Each line of the material below should be reproduced exactly.

(Extracted data entries)
•••

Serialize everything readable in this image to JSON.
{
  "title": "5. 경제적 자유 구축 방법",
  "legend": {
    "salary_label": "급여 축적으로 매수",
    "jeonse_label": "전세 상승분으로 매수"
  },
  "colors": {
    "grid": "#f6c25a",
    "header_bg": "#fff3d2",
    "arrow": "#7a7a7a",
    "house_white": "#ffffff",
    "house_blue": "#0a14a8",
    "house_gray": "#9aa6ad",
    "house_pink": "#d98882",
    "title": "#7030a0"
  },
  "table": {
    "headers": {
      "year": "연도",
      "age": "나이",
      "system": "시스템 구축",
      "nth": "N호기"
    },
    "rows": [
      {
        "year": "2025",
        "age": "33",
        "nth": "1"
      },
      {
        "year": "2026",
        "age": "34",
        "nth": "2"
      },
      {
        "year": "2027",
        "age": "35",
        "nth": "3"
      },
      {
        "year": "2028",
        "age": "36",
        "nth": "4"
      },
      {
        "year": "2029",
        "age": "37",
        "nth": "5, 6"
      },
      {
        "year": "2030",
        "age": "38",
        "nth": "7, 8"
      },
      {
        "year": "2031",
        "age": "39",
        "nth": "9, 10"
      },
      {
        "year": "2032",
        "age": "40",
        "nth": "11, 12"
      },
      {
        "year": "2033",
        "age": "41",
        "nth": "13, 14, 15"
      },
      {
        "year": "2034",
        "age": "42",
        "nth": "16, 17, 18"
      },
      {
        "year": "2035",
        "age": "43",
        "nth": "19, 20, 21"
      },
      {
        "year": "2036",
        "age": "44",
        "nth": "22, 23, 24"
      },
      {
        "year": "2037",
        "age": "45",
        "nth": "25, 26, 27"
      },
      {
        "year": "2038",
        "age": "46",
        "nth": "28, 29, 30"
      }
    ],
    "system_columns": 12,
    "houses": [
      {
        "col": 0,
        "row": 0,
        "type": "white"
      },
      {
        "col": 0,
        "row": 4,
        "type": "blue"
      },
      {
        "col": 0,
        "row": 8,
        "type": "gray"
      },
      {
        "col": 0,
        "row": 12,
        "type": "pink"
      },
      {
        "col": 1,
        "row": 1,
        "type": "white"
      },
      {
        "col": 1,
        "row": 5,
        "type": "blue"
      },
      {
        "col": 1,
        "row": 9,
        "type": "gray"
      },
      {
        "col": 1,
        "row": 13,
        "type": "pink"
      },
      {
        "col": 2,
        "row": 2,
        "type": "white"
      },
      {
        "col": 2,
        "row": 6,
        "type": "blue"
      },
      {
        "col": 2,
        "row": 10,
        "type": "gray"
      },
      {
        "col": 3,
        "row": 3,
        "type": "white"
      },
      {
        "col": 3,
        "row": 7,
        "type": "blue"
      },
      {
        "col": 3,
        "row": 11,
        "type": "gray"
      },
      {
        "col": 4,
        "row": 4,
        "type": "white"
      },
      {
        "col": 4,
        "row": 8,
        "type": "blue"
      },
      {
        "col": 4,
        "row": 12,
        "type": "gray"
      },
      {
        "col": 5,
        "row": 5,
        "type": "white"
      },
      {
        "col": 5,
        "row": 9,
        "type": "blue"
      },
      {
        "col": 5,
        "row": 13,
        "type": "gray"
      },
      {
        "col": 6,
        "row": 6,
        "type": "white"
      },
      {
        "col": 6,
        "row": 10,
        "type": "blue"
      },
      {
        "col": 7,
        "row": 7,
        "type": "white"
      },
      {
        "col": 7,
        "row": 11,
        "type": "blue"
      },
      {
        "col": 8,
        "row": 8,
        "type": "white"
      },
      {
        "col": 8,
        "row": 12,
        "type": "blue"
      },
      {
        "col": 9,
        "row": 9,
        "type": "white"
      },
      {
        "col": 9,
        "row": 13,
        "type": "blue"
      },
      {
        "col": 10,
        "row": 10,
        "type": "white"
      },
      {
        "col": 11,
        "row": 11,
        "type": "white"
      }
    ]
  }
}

•••

**Exercise output:**
Serialize everything readable in this image to JSON.
{
  "title": "5. 경제적 자유 구축 방법",
  "legend": {
    "salary_label": "급여 축적으로 매수",
    "jeonse_label": "전세 상승분으로 매수"
  },
  "colors": {
    "grid": "#f6c25a",
    "header_bg": "#fff3d2",
    "arrow": "#7a7a7a",
    "house_white": "#ffffff",
    "house_blue": "#0a14a8",
    "house_gray": "#9aa6ad",
    "house_pink": "#d98882",
    "title": "#7030a0"
  },
  "table": {
    "headers": {
      "year": "연도",
      "age": "나이",
      "system": "시스템 구축",
      "nth": "N호기"
    },
    "rows": [
      {
        "year": "2025",
        "age": "33",
        "nth": "1"
      },
      {
        "year": "2026",
        "age": "34",
        "nth": "2"
      },
      {
        "year": "2027",
        "age": "35",
        "nth": "3"
      },
      {
        "year": "2028",
        "age": "36",
        "nth": "4"
      },
      {
        "year": "2029",
        "age": "37",
        "nth": "5, 6"
      },
      {
        "year": "2030",
        "age": "38",
        "nth": "7, 8"
      },
      {
        "year": "2031",
        "age": "39",
        "nth": "9, 10"
      },
      {
        "year": "2032",
        "age": "40",
        "nth": "11, 12"
      },
      {
        "year": "2033",
        "age": "41",
        "nth": "13, 14, 15"
      },
      {
        "year": "2034",
        "age": "42",
        "nth": "16, 17, 18"
      },
      {
        "year": "2035",
        "age": "43",
        "nth": "19, 20, 21"
      },
      {
        "year": "2036",
        "age": "44",
        "nth": "22, 23, 24"
      },
      {
        "year": "2037",
        "age": "45",
        "nth": "25, 26, 27"
      },
      {
        "year": "2038",
        "age": "46",
        "nth": "28, 29, 30"
      }
    ],
    "system_columns": 12,
    "houses": [
      {
        "col": 0,
        "row": 0,
        "type": "white"
      },
      {
        "col": 0,
        "row": 4,
        "type": "blue"
      },
      {
        "col": 0,
        "row": 8,
        "type": "gray"
      },
      {
        "col": 0,
        "row": 12,
        "type": "pink"
      },
      {
        "col": 1,
        "row": 1,
        "type": "white"
      },
      {
        "col": 1,
        "row": 5,
        "type": "blue"
      },
      {
        "col": 1,
        "row": 9,
        "type": "gray"
      },
      {
        "col": 1,
        "row": 13,
        "type": "pink"
      },
      {
        "col": 2,
        "row": 2,
        "type": "white"
      },
      {
        "col": 2,
        "row": 6,
        "type": "blue"
      },
      {
        "col": 2,
        "row": 10,
        "type": "gray"
      },
      {
        "col": 3,
        "row": 3,
        "type": "white"
      },
      {
        "col": 3,
        "row": 7,
        "type": "blue"
      },
      {
        "col": 3,
        "row": 11,
        "type": "gray"
      },
      {
        "col": 4,
        "row": 4,
        "type": "white"
      },
      {
        "col": 4,
        "row": 8,
        "type": "blue"
      },
      {
        "col": 4,
        "row": 12,
        "type": "gray"
      },
      {
        "col": 5,
        "row": 5,
        "type": "white"
      },
      {
        "col": 5,
        "row": 9,
        "type": "blue"
      },
      {
        "col": 5,
        "row": 13,
        "type": "gray"
      },
      {
        "col": 6,
        "row": 6,
        "type": "white"
      },
      {
        "col": 6,
        "row": 10,
        "type": "blue"
      },
      {
        "col": 7,
        "row": 7,
        "type": "white"
      },
      {
        "col": 7,
        "row": 11,
        "type": "blue"
      },
      {
        "col": 8,
        "row": 8,
        "type": "white"
      },
      {
        "col": 8,
        "row": 12,
        "type": "blue"
      },
      {
        "col": 9,
        "row": 9,
        "type": "white"
      },
      {
        "col": 9,
        "row": 13,
        "type": "blue"
      },
      {
        "col": 10,
        "row": 10,
        "type": "white"
      },
      {
        "col": 11,
        "row": 11,
        "type": "white"
      }
    ]
  }
}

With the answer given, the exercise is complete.